Subpart A--[Reserved]

Subpart B--Real Estate Title Clearance and Loan Closing


1927.51  General.

    (a) Types of loans covered by this subpart. This subpart sets forth 
the authorities, policies, and procedures for real estate title 
clearance and closing of loans, assumptions, voluntary conveyances and 
credit sales in connection with the following types of Rural Housing 
Service (RHS) and Farm Service Agency (FSA) loans: Farm Ownership (FO), 
Nonfarm Enterprise (FO-NFE), Emergency (EM), Operating (OL), Rural 
Housing (RH), Farm Labor Housing (LH), Rural Rental Housing (RRH), 
Rural Cooperative Housing (RCH), Soil and Water (SW), Indian Land 
acquisition loans involving nontrust property, and NonProgram (NP) 
loans. This subpart does not apply to guaranteed loans.
    (b) Programs not covered by this subpart. Title clearance and 
closing for

[[Page 11712]]
all other types of agency loans and assumptions will be handled as 
provided in the applicable program instructions or as provided in 
special authorizations from the National Office.
    (c) [Reserved]
    (d) Copies of all agency forms referenced in this regulation and 
the agency's internal administrative procedures for title clearance and 
loan closing are available upon request from the agency's State Office. 
Forms and title clearance and loan closing requirements which are 
specific for any individual state must be obtained from the agency 
State Office for that state.


1927.52  Definitions.

    Agency. The Rural Housing Service (RHS) and Farm Service Agency 
(FSA) or their successor agencies.
    Approval official. The agency employee who has been delegated the 
authority to approve, close, and service the particular kind of loan, 
will approve an attorney or title company as closing agent for the 
loans. If a loan must be approved at a higher level, the initiating 
office may approve the closing agent.
    Approved attorney. A duly licensed attorney, approved by the 
agency, who provides title opinions directly to the agency and the 
borrower or upon whose certification of title an approved title 
insurance company issues a policy of title insurance. Approved 
attorneys also close loans, assumptions, credit sales, and voluntary 
conveyances and disburse funds in connection with agency loans. 
Approved attorney is further defined in Sec. 1927.54(c).

**Available data**
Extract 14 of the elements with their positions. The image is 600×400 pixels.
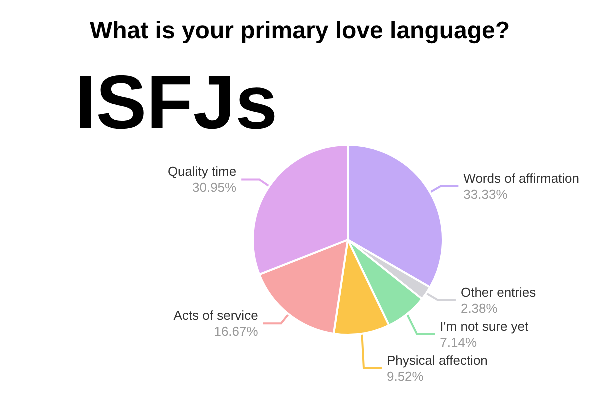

**Written request**
Can you write the next part of the regulation on real estate title clearance and loan closing, picking up after its final sentence?

**Output for this exercise**
    Approved title insurance company. A title insurance company, 
approved by the agency, (including its local representatives, 
employees, agents, and attorneys) that issues a policy of title 
insurance. Depending on the local practice, an approved title insurance 
company may also close loans, assumptions, credit sales, and voluntary 
conveyances and disburse funds in connection with agency loans. If the 
approved title insurance company does not close the loan itself, the 
loan closing functions may be performed by approved attorneys or 
closing agents authorized by the approved title insurance company.
    Borrower. The party indebted to the agency after the loan, 
assumption, or credit sale is closed.
    Certificate of title. A certified statement as to land ownership, 
based upon examination of record title.
    Closed loan. A loan is considered to be closed when the mortgage is 
filed for record and the appropriate lien has been obtained.
    Closing agent. The approved attorney or title company selected by 
the applicant and approved by the agency to provide closing services 
for the proposed loan. Unless a title insurance company also provides 
loan closing services, the term ``title company'' does not include 
``title insurance company.''
    Closing protection letter. An agreement issued by an approved title 
insurance company which is an American Land Title Association (ALTA) 
form closing protection letter or which is otherwise acceptable to the 
agency and which protects the agency against damage, loss, fraud, 
theft, or injury as a result of negligence by the issuing agent, 
approved attorney, or title company when title clearance is done by 
means of a policy of title insurance. Depending on the area, closing 
protection letters may also be known as ``Insured Closing Letters,'' 
``Indemnification Agreements,'' ``Insured Closing Service Agreements,'' 
or ``Statements of Settlement Service Responsibilities.''
    Cosigner. A party who joins in the execution of a promissory note 
or assumption agreement to guarantee repayment of the debt.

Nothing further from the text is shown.